===== Supplied data =====

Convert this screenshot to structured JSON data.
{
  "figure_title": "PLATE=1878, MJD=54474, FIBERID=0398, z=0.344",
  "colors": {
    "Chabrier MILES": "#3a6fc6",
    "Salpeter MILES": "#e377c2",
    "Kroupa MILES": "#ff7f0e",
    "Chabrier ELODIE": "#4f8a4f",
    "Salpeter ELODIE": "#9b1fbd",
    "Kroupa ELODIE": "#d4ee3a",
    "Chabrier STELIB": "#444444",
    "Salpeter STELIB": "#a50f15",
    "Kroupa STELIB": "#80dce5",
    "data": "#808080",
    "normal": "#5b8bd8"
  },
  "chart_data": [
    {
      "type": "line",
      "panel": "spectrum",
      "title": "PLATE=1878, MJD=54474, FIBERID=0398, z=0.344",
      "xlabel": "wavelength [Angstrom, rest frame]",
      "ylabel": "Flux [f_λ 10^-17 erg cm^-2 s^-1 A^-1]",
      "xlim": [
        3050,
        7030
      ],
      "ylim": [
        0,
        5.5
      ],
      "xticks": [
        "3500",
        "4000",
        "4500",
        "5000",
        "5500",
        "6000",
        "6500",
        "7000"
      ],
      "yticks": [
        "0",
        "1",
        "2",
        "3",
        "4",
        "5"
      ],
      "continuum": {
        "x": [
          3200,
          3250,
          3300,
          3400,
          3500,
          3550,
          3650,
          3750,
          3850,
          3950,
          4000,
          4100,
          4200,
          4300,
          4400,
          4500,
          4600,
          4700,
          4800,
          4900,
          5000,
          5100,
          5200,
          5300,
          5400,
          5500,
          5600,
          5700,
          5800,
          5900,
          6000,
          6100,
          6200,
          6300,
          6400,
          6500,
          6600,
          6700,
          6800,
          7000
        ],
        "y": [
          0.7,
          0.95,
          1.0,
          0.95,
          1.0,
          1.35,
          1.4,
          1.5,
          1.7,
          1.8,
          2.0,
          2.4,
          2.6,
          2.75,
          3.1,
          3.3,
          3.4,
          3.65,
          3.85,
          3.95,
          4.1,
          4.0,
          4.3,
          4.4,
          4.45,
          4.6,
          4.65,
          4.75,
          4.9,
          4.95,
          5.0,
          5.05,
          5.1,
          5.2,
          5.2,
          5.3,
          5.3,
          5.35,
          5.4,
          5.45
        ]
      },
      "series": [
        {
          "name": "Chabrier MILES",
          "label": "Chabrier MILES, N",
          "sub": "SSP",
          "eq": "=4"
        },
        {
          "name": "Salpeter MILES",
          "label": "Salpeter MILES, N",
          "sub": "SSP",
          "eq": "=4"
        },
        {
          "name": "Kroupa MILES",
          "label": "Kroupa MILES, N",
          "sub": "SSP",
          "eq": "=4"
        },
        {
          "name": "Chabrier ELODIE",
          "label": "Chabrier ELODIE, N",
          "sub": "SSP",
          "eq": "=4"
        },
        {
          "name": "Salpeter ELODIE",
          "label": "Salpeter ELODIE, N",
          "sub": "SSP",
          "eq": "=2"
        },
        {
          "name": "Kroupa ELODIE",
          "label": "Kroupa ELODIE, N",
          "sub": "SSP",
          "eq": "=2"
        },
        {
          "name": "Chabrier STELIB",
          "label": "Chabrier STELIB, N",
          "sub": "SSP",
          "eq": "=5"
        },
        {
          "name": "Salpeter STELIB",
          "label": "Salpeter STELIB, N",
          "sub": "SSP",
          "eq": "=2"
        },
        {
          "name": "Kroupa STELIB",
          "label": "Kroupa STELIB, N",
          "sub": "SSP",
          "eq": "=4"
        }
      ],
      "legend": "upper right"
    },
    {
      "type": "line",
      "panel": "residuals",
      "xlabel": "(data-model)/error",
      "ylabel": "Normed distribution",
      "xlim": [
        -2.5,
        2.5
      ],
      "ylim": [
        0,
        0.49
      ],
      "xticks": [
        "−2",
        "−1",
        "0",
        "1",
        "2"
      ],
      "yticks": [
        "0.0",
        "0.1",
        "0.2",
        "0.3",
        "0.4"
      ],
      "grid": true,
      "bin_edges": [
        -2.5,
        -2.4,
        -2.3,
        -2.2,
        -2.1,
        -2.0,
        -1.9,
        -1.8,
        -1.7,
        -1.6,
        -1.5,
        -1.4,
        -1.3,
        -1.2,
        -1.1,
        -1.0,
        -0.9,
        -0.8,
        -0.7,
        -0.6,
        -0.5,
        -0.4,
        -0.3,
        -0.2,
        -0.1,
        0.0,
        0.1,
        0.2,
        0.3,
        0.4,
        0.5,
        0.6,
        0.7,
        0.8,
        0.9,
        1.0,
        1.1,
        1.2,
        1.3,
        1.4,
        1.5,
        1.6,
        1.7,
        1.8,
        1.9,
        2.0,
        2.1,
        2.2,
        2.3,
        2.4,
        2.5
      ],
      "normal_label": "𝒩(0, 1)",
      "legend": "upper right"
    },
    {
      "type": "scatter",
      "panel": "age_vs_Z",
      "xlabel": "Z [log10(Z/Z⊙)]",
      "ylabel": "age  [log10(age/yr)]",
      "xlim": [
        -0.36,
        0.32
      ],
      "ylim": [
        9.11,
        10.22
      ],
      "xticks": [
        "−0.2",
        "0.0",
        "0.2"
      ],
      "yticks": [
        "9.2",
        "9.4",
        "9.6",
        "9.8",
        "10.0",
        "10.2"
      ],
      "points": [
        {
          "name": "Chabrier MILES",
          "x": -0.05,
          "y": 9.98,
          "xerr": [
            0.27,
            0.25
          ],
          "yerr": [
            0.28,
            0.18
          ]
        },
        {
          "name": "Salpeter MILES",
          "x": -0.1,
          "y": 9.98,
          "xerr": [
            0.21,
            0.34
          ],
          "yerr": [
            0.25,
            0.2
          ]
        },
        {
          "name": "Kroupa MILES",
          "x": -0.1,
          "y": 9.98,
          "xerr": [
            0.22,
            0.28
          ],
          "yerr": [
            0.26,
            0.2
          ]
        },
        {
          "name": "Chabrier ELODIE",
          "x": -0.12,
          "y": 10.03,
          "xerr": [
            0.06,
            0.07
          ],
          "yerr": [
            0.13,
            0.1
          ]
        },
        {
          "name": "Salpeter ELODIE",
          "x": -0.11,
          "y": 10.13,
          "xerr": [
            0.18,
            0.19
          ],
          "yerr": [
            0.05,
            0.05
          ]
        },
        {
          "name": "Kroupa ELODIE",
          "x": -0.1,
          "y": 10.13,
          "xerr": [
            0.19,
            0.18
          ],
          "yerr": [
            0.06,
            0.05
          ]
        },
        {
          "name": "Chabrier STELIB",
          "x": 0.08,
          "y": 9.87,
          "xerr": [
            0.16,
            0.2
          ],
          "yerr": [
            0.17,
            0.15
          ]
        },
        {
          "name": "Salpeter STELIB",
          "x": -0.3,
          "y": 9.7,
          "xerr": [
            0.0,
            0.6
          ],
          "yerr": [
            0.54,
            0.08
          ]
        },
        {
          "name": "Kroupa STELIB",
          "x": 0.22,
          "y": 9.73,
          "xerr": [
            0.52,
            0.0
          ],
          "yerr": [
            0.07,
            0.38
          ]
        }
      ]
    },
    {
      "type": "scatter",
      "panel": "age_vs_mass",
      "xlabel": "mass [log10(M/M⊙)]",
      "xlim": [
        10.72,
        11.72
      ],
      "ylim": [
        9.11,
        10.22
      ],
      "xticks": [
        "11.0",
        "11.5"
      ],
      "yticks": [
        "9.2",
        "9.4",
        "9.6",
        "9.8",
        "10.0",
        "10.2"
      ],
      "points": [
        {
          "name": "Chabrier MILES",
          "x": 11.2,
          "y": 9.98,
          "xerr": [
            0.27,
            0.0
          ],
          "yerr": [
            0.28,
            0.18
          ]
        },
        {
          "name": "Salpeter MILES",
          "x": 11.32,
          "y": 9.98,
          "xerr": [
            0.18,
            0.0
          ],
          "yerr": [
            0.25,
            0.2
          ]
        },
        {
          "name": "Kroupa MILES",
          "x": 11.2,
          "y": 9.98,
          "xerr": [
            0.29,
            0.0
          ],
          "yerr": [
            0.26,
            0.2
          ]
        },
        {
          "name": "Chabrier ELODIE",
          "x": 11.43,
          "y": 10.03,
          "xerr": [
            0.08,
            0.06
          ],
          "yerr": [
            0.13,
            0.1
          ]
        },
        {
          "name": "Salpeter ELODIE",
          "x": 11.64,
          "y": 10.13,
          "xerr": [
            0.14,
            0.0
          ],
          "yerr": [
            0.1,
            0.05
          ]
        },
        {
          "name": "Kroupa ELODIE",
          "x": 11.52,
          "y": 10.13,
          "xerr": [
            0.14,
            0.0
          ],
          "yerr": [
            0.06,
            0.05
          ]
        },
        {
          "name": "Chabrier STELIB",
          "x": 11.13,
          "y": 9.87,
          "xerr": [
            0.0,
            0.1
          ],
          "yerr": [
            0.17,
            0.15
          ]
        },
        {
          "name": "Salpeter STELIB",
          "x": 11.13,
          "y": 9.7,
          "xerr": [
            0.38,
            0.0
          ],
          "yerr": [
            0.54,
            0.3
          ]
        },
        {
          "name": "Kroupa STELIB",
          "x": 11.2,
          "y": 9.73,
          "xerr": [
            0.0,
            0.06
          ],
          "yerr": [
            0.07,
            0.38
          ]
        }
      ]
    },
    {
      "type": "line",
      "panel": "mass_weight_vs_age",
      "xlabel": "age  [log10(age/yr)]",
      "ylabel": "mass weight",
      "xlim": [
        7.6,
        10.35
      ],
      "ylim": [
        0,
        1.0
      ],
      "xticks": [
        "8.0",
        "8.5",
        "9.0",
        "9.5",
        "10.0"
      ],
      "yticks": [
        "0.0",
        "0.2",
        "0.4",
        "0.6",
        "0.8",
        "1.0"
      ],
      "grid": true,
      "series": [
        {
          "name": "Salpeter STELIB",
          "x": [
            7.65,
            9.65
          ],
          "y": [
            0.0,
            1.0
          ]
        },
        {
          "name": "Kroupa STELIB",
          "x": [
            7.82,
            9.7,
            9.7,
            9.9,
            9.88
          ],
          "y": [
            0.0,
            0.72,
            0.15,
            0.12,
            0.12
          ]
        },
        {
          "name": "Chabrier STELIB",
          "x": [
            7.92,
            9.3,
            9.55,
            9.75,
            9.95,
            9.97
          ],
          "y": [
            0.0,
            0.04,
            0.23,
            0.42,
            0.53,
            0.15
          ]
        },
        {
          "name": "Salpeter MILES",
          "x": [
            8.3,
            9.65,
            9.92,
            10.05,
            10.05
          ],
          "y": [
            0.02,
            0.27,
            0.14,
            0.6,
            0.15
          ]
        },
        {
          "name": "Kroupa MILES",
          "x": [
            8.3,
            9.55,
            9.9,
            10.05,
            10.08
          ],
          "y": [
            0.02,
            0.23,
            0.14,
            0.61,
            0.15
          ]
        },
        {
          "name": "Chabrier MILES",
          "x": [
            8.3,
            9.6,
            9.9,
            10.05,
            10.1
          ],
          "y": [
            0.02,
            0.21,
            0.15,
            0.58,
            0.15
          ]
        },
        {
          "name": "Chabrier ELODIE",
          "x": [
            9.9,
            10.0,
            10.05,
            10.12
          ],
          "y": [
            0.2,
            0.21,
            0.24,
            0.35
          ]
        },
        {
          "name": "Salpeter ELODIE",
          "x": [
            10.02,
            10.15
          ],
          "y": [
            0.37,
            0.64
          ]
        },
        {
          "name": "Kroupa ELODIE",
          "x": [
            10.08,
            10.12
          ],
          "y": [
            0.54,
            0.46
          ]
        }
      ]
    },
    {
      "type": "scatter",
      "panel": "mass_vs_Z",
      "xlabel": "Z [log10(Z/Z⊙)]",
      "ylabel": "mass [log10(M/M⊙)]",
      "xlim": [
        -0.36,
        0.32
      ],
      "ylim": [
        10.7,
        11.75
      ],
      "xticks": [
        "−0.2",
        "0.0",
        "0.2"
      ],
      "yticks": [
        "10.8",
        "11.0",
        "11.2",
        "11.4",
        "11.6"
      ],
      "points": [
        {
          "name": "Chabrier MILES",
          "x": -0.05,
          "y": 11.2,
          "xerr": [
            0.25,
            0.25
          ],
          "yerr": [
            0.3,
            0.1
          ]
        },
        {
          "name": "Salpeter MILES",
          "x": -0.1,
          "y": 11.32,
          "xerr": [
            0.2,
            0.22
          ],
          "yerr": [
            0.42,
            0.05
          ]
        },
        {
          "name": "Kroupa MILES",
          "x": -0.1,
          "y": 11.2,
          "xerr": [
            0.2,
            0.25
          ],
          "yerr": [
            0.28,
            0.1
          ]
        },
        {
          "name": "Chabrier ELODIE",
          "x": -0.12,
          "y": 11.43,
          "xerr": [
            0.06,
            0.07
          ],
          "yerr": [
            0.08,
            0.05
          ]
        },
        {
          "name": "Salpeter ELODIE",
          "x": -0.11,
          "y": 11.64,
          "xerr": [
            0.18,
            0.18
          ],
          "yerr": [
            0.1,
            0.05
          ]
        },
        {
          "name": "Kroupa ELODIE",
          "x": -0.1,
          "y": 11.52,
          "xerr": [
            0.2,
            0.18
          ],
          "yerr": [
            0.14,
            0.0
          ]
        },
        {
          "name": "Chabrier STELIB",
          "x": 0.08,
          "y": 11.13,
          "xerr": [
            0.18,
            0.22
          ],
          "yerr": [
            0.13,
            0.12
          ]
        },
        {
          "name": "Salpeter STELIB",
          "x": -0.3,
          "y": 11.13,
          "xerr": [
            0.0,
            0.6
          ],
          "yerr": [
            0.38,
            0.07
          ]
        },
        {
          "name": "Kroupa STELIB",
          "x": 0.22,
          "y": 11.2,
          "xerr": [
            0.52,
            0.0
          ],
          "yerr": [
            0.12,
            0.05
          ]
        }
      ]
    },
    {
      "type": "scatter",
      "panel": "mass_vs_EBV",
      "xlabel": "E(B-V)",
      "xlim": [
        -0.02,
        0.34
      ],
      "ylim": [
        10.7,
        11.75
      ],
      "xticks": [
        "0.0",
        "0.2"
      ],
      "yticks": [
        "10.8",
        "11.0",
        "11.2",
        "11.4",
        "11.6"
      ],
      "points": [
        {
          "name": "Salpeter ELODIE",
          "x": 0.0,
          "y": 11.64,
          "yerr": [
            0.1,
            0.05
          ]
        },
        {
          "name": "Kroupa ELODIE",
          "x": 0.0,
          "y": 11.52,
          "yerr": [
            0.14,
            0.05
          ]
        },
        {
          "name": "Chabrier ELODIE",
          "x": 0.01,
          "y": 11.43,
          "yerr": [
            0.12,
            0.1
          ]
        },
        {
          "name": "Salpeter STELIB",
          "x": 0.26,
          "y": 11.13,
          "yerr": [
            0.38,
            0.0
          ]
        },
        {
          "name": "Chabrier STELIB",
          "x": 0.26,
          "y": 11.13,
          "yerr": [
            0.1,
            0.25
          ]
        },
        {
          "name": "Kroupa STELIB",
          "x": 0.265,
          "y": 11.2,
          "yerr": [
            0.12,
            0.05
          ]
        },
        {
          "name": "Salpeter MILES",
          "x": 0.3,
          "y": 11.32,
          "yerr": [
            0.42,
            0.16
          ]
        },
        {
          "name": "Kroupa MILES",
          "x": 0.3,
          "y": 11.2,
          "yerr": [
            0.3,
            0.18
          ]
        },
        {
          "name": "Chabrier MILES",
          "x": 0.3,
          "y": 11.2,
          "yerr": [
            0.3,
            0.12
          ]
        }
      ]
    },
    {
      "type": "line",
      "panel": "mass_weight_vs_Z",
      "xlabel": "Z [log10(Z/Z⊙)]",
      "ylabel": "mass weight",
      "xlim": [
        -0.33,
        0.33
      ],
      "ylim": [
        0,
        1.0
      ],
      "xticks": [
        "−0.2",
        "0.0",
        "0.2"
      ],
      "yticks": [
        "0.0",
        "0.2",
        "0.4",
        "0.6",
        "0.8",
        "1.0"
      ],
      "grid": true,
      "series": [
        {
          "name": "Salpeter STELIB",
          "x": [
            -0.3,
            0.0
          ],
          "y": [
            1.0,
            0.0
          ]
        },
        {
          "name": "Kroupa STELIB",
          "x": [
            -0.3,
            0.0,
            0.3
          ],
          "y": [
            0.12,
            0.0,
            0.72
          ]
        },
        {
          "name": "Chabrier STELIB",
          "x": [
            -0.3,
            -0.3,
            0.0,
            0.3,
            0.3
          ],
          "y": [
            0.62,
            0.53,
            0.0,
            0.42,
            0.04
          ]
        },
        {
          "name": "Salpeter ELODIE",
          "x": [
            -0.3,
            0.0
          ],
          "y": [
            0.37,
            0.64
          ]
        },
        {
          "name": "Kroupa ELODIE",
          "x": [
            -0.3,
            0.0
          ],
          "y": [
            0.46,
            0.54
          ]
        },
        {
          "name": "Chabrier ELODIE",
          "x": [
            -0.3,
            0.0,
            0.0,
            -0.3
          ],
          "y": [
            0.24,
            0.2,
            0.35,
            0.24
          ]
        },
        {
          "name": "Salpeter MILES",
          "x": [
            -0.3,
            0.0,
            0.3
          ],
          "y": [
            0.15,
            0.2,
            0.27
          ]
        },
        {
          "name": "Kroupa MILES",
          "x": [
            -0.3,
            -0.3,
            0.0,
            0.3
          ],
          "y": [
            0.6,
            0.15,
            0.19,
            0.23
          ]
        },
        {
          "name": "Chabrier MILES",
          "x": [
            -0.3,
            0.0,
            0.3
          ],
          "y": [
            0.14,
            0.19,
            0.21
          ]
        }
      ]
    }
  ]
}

=====

**Given exercise**
Count each line of the data where the word "PLATE" appears, then reply with the total only.

**Solution**
2